Problem → From the entries below, pull out each line where "korzystnie" appears.

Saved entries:
****************
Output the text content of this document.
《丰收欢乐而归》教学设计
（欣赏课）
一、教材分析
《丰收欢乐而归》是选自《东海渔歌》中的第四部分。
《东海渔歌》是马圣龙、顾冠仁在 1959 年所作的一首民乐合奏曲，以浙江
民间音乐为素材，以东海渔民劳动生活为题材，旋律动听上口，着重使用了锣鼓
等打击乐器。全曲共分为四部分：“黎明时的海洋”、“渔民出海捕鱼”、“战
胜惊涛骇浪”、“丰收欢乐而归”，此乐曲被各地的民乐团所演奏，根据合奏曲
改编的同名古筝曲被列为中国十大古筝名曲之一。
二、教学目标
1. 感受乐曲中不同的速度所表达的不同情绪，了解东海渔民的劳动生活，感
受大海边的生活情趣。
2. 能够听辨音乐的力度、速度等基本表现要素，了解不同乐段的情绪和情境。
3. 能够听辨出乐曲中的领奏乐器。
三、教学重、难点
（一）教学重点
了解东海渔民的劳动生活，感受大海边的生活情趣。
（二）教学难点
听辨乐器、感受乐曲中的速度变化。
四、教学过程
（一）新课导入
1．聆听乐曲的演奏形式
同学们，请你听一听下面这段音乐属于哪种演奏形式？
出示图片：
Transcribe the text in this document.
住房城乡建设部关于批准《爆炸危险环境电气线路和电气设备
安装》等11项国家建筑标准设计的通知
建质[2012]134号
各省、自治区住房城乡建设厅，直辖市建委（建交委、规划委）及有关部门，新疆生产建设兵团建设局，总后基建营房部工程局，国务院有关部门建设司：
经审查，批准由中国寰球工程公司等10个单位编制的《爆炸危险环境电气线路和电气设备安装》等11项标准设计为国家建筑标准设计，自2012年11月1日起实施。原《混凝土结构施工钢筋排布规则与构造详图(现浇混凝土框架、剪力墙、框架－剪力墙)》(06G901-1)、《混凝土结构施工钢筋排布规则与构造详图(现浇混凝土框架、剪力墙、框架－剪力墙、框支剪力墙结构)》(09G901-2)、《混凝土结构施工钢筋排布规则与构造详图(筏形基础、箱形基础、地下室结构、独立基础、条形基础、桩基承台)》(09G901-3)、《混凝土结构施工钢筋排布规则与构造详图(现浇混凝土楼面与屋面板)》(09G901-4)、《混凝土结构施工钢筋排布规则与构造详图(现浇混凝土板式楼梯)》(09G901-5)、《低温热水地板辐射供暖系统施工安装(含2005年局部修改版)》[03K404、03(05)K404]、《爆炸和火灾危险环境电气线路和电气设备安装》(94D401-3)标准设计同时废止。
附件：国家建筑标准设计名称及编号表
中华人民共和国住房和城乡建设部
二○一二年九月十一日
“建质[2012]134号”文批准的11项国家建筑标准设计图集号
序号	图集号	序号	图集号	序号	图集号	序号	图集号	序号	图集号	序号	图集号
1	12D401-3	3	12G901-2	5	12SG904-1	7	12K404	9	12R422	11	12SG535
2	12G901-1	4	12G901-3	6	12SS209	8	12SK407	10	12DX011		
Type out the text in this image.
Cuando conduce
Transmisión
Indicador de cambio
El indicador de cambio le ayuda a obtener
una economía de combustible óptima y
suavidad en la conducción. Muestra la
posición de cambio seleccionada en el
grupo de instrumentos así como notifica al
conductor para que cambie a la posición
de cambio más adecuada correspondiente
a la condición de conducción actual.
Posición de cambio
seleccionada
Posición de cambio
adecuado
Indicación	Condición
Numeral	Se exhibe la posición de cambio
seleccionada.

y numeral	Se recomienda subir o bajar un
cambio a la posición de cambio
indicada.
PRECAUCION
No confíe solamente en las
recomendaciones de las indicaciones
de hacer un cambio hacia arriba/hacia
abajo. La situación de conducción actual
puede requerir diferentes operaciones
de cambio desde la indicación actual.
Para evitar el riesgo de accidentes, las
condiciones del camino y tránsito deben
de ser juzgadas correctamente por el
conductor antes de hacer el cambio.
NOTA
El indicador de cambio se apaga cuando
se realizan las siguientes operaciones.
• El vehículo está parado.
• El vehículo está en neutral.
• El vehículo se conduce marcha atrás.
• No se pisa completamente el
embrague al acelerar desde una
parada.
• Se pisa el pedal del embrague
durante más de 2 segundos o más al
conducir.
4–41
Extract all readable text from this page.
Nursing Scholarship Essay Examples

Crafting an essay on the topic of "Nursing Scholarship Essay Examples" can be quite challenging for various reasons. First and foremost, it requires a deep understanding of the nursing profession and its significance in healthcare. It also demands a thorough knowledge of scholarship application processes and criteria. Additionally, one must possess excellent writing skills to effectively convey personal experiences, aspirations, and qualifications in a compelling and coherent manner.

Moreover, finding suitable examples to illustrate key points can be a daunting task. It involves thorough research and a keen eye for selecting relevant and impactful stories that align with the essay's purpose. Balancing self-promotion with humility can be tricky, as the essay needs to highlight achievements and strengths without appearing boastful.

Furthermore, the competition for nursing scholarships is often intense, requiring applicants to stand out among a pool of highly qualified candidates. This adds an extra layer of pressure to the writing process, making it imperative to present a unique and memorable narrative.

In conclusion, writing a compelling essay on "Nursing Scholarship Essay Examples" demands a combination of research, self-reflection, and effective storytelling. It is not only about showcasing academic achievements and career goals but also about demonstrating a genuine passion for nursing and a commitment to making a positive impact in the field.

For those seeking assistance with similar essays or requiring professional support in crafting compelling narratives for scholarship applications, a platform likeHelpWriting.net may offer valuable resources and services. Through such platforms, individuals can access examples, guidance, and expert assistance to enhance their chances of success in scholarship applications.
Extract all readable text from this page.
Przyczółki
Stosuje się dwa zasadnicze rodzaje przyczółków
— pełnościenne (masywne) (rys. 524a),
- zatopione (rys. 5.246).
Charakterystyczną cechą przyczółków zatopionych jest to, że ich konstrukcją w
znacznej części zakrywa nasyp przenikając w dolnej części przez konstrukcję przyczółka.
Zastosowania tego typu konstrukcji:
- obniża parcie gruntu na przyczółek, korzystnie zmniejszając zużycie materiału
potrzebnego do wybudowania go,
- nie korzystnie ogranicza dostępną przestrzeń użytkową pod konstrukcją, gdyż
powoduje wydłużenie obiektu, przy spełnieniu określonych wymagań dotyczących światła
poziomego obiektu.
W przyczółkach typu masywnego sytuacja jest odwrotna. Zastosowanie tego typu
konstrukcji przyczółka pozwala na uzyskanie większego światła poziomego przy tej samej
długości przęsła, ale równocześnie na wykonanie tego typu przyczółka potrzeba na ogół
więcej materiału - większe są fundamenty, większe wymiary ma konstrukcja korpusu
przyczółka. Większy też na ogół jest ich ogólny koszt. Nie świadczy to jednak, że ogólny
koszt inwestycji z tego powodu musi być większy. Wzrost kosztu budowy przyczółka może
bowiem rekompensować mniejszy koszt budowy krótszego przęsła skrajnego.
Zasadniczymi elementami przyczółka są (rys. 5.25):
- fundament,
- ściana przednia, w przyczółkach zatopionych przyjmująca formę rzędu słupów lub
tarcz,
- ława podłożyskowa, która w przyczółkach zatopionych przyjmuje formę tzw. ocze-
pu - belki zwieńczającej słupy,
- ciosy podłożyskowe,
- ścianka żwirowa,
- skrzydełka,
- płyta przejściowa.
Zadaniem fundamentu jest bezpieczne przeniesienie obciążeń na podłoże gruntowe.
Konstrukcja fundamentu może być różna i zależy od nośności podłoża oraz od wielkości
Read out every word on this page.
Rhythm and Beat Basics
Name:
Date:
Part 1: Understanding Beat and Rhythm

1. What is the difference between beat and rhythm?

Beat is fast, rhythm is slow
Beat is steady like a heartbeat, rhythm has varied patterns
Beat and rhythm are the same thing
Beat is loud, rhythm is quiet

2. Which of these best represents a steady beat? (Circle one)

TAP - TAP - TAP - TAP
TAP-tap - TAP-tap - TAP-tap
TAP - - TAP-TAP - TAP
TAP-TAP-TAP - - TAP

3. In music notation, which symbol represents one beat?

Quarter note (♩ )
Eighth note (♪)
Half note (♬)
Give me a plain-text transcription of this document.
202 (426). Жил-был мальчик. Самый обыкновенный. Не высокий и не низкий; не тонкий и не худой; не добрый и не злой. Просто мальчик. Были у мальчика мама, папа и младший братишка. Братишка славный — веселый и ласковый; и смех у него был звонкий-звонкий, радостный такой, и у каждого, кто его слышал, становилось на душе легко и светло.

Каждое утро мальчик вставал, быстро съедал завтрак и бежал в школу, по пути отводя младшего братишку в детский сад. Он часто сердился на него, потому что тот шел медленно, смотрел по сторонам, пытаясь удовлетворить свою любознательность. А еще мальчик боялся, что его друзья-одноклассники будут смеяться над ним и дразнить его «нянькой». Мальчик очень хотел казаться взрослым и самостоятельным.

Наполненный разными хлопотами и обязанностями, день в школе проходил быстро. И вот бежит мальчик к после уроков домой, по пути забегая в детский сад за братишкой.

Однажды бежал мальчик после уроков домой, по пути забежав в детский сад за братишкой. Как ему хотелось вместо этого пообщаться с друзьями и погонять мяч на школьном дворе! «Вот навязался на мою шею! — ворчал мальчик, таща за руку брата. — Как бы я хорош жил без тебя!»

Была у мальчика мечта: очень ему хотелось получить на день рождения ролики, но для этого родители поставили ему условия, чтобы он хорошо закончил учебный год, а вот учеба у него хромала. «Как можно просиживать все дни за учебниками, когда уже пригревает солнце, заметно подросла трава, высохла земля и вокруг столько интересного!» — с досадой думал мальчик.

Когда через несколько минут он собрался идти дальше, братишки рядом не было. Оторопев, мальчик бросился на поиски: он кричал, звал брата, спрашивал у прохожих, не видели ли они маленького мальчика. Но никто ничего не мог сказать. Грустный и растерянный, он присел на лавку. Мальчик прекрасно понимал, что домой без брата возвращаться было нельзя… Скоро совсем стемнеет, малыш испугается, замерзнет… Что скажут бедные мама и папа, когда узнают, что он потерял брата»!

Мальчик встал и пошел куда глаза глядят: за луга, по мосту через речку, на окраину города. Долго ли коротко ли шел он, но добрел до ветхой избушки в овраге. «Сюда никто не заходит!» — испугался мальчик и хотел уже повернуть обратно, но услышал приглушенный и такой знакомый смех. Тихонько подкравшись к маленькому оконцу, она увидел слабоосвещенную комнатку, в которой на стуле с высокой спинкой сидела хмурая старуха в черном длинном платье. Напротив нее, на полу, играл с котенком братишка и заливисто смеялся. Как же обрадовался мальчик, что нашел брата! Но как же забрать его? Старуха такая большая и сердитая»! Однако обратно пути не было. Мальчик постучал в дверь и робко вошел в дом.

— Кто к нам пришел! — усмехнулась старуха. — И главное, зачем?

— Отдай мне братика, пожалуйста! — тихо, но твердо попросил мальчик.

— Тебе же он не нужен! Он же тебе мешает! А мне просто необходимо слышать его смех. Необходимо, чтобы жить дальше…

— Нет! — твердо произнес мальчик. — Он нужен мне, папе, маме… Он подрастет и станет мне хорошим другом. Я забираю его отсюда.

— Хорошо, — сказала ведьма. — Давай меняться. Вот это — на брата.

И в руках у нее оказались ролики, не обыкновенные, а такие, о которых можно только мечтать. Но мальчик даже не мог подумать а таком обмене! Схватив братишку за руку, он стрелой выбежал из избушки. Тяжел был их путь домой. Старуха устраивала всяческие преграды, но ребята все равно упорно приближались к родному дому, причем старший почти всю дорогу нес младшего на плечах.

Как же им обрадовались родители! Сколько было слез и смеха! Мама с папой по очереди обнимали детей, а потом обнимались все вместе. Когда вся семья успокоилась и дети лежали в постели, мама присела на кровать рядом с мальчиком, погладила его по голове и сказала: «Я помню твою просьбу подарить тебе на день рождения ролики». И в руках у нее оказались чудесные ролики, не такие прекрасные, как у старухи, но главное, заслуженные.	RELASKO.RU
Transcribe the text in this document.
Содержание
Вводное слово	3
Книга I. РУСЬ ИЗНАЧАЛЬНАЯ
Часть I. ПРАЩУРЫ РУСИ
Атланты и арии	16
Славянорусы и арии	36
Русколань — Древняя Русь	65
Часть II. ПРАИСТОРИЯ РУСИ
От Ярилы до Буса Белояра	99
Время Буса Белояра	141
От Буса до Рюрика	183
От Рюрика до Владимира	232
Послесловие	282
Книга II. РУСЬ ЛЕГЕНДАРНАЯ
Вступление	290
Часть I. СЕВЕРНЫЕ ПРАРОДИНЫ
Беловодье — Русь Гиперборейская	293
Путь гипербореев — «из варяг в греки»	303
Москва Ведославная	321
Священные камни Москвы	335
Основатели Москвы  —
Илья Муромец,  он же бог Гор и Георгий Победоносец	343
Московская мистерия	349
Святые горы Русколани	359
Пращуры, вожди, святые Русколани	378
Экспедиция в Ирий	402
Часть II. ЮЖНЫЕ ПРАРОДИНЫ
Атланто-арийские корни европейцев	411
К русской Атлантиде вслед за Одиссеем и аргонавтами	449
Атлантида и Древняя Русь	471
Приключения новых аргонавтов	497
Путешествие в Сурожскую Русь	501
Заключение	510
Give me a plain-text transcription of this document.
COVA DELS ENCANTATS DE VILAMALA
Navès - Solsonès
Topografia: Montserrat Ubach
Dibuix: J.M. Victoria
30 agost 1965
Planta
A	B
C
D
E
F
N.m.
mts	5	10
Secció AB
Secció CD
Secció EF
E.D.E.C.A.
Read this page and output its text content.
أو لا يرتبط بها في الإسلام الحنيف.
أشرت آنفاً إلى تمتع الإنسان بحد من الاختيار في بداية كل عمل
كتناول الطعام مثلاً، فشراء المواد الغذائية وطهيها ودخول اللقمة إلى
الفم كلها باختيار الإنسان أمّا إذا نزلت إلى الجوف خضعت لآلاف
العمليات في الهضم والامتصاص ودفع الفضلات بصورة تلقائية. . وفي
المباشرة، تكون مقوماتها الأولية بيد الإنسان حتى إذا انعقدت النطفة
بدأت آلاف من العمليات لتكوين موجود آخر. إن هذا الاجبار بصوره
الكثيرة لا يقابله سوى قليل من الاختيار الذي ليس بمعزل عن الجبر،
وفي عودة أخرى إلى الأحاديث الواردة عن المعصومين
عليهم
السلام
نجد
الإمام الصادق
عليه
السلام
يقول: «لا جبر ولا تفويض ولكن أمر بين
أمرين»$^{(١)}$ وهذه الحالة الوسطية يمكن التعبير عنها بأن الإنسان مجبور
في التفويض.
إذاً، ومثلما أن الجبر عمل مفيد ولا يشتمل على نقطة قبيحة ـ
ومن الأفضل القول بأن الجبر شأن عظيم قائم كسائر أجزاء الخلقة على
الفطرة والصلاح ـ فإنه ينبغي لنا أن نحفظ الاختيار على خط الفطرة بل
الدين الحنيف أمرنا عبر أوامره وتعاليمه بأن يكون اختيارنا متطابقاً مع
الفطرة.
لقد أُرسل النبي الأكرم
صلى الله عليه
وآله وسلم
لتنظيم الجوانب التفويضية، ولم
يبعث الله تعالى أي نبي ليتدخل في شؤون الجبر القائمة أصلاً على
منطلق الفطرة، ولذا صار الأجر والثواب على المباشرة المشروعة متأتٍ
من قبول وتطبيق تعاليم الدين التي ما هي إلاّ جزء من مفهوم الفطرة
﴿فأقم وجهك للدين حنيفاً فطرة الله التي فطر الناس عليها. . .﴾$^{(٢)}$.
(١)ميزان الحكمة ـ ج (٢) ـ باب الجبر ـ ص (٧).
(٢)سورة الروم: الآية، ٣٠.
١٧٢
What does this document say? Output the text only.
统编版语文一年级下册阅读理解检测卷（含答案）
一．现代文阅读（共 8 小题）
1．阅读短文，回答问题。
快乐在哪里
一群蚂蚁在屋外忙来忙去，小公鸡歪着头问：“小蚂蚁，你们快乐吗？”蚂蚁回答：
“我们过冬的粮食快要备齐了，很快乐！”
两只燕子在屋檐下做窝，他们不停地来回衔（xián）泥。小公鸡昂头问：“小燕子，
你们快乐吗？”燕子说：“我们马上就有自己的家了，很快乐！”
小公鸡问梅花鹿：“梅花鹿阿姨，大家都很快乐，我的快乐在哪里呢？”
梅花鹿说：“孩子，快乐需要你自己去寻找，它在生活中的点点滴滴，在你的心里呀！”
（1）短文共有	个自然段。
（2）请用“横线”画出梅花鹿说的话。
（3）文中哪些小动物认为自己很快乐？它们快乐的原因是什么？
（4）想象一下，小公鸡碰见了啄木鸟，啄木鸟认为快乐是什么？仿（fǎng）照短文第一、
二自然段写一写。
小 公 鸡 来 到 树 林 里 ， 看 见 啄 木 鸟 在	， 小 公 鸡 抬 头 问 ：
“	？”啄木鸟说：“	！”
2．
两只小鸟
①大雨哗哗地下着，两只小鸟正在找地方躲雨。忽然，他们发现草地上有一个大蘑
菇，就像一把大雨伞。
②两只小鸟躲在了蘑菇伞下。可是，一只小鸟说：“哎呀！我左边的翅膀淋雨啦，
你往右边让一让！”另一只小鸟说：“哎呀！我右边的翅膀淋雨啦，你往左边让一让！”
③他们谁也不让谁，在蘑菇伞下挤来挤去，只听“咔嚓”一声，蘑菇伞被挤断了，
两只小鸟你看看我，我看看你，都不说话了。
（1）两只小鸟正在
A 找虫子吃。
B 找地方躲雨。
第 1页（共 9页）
****************
Full solution →
- obniża parcie gruntu na przyczółek, korzystnie zmniejszając zużycie materiału
- nie korzystnie ogranicza dostępną przestrzeń użytkową pod konstrukcją, gdyż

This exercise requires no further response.